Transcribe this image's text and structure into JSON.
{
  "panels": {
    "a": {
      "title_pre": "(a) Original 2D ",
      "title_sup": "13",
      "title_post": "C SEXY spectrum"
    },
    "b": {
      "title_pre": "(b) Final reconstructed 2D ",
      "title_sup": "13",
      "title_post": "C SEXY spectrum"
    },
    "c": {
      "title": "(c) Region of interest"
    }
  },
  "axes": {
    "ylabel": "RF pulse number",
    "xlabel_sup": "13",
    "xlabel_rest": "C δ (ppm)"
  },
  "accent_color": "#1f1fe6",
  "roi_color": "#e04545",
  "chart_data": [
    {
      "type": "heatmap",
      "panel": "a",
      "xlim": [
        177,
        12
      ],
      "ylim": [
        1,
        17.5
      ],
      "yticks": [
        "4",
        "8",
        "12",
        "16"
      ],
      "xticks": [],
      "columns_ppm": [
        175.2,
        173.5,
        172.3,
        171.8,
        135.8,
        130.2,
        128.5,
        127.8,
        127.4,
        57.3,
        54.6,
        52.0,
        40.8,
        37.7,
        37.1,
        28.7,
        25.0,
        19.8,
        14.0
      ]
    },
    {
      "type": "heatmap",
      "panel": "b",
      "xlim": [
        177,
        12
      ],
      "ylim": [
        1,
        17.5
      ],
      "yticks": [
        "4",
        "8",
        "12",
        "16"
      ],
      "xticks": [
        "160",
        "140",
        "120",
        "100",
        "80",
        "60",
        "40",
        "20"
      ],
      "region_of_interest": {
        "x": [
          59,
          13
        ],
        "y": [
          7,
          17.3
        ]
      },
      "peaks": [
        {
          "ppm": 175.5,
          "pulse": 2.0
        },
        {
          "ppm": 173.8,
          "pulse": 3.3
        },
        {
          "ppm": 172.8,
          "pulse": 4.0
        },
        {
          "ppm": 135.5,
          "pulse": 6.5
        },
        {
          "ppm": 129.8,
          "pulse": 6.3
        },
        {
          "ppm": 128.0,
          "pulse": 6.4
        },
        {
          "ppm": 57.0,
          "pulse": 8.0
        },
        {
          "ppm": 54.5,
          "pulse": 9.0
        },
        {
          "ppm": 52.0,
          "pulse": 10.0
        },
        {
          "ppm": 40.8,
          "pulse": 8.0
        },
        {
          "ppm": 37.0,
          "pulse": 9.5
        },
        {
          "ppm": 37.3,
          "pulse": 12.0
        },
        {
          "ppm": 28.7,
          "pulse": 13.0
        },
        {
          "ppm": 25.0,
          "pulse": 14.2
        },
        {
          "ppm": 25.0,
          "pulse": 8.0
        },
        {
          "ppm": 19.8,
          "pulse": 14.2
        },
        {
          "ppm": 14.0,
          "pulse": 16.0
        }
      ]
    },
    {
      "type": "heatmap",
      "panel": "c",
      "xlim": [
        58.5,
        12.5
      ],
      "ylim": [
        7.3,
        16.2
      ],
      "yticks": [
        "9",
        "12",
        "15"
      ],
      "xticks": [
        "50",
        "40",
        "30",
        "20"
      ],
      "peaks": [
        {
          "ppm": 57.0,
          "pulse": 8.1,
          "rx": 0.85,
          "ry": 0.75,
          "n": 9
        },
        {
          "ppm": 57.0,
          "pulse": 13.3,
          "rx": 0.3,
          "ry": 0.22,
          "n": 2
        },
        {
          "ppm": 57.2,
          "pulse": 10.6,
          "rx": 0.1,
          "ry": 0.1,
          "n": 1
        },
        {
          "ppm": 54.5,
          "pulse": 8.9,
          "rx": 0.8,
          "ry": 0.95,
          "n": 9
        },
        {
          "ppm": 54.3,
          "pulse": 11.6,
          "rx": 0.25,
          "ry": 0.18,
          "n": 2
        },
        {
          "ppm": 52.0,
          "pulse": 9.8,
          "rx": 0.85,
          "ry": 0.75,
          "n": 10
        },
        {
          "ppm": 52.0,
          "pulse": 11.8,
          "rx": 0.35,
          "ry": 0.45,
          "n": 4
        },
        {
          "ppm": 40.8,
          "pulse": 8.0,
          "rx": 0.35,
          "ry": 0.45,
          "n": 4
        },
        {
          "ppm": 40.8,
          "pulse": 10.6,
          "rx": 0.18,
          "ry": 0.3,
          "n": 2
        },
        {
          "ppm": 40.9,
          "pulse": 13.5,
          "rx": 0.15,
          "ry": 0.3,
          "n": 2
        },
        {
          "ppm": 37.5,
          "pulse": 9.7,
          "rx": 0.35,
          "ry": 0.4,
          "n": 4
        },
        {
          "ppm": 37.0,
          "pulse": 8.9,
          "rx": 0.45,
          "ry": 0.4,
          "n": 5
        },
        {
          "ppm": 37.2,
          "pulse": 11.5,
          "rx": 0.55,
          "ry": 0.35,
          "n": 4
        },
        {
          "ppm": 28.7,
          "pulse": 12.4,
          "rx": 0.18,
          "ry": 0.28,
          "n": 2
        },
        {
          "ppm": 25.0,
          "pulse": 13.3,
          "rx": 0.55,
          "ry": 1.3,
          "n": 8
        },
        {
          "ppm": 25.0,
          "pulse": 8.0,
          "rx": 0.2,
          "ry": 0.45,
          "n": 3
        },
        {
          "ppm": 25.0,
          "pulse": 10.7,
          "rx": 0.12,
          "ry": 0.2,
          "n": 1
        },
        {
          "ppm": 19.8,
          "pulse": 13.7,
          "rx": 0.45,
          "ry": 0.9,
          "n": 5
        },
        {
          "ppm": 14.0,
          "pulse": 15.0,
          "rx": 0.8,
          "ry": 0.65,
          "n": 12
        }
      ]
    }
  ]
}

* **Directions**
Print every record exactly as it was given.

* **Complete answer**
Transcribe this image's text and structure into JSON.
{
  "panels": {
    "a": {
      "title_pre": "(a) Original 2D ",
      "title_sup": "13",
      "title_post": "C SEXY spectrum"
    },
    "b": {
      "title_pre": "(b) Final reconstructed 2D ",
      "title_sup": "13",
      "title_post": "C SEXY spectrum"
    },
    "c": {
      "title": "(c) Region of interest"
    }
  },
  "axes": {
    "ylabel": "RF pulse number",
    "xlabel_sup": "13",
    "xlabel_rest": "C δ (ppm)"
  },
  "accent_color": "#1f1fe6",
  "roi_color": "#e04545",
  "chart_data": [
    {
      "type": "heatmap",
      "panel": "a",
      "xlim": [
        177,
        12
      ],
      "ylim": [
        1,
        17.5
      ],
      "yticks": [
        "4",
        "8",
        "12",
        "16"
      ],
      "xticks": [],
      "columns_ppm": [
        175.2,
        173.5,
        172.3,
        171.8,
        135.8,
        130.2,
        128.5,
        127.8,
        127.4,
        57.3,
        54.6,
        52.0,
        40.8,
        37.7,
        37.1,
        28.7,
        25.0,
        19.8,
        14.0
      ]
    },
    {
      "type": "heatmap",
      "panel": "b",
      "xlim": [
        177,
        12
      ],
      "ylim": [
        1,
        17.5
      ],
      "yticks": [
        "4",
        "8",
        "12",
        "16"
      ],
      "xticks": [
        "160",
        "140",
        "120",
        "100",
        "80",
        "60",
        "40",
        "20"
      ],
      "region_of_interest": {
        "x": [
          59,
          13
        ],
        "y": [
          7,
          17.3
        ]
      },
      "peaks": [
        {
          "ppm": 175.5,
          "pulse": 2.0
        },
        {
          "ppm": 173.8,
          "pulse": 3.3
        },
        {
          "ppm": 172.8,
          "pulse": 4.0
        },
        {
          "ppm": 135.5,
          "pulse": 6.5
        },
        {
          "ppm": 129.8,
          "pulse": 6.3
        },
        {
          "ppm": 128.0,
          "pulse": 6.4
        },
        {
          "ppm": 57.0,
          "pulse": 8.0
        },
        {
          "ppm": 54.5,
          "pulse": 9.0
        },
        {
          "ppm": 52.0,
          "pulse": 10.0
        },
        {
          "ppm": 40.8,
          "pulse": 8.0
        },
        {
          "ppm": 37.0,
          "pulse": 9.5
        },
        {
          "ppm": 37.3,
          "pulse": 12.0
        },
        {
          "ppm": 28.7,
          "pulse": 13.0
        },
        {
          "ppm": 25.0,
          "pulse": 14.2
        },
        {
          "ppm": 25.0,
          "pulse": 8.0
        },
        {
          "ppm": 19.8,
          "pulse": 14.2
        },
        {
          "ppm": 14.0,
          "pulse": 16.0
        }
      ]
    },
    {
      "type": "heatmap",
      "panel": "c",
      "xlim": [
        58.5,
        12.5
      ],
      "ylim": [
        7.3,
        16.2
      ],
      "yticks": [
        "9",
        "12",
        "15"
      ],
      "xticks": [
        "50",
        "40",
        "30",
        "20"
      ],
      "peaks": [
        {
          "ppm": 57.0,
          "pulse": 8.1,
          "rx": 0.85,
          "ry": 0.75,
          "n": 9
        },
        {
          "ppm": 57.0,
          "pulse": 13.3,
          "rx": 0.3,
          "ry": 0.22,
          "n": 2
        },
        {
          "ppm": 57.2,
          "pulse": 10.6,
          "rx": 0.1,
          "ry": 0.1,
          "n": 1
        },
        {
          "ppm": 54.5,
          "pulse": 8.9,
          "rx": 0.8,
          "ry": 0.95,
          "n": 9
        },
        {
          "ppm": 54.3,
          "pulse": 11.6,
          "rx": 0.25,
          "ry": 0.18,
          "n": 2
        },
        {
          "ppm": 52.0,
          "pulse": 9.8,
          "rx": 0.85,
          "ry": 0.75,
          "n": 10
        },
        {
          "ppm": 52.0,
          "pulse": 11.8,
          "rx": 0.35,
          "ry": 0.45,
          "n": 4
        },
        {
          "ppm": 40.8,
          "pulse": 8.0,
          "rx": 0.35,
          "ry": 0.45,
          "n": 4
        },
        {
          "ppm": 40.8,
          "pulse": 10.6,
          "rx": 0.18,
          "ry": 0.3,
          "n": 2
        },
        {
          "ppm": 40.9,
          "pulse": 13.5,
          "rx": 0.15,
          "ry": 0.3,
          "n": 2
        },
        {
          "ppm": 37.5,
          "pulse": 9.7,
          "rx": 0.35,
          "ry": 0.4,
          "n": 4
        },
        {
          "ppm": 37.0,
          "pulse": 8.9,
          "rx": 0.45,
          "ry": 0.4,
          "n": 5
        },
        {
          "ppm": 37.2,
          "pulse": 11.5,
          "rx": 0.55,
          "ry": 0.35,
          "n": 4
        },
        {
          "ppm": 28.7,
          "pulse": 12.4,
          "rx": 0.18,
          "ry": 0.28,
          "n": 2
        },
        {
          "ppm": 25.0,
          "pulse": 13.3,
          "rx": 0.55,
          "ry": 1.3,
          "n": 8
        },
        {
          "ppm": 25.0,
          "pulse": 8.0,
          "rx": 0.2,
          "ry": 0.45,
          "n": 3
        },
        {
          "ppm": 25.0,
          "pulse": 10.7,
          "rx": 0.12,
          "ry": 0.2,
          "n": 1
        },
        {
          "ppm": 19.8,
          "pulse": 13.7,
          "rx": 0.45,
          "ry": 0.9,
          "n": 5
        },
        {
          "ppm": 14.0,
          "pulse": 15.0,
          "rx": 0.8,
          "ry": 0.65,
          "n": 12
        }
      ]
    }
  ]
}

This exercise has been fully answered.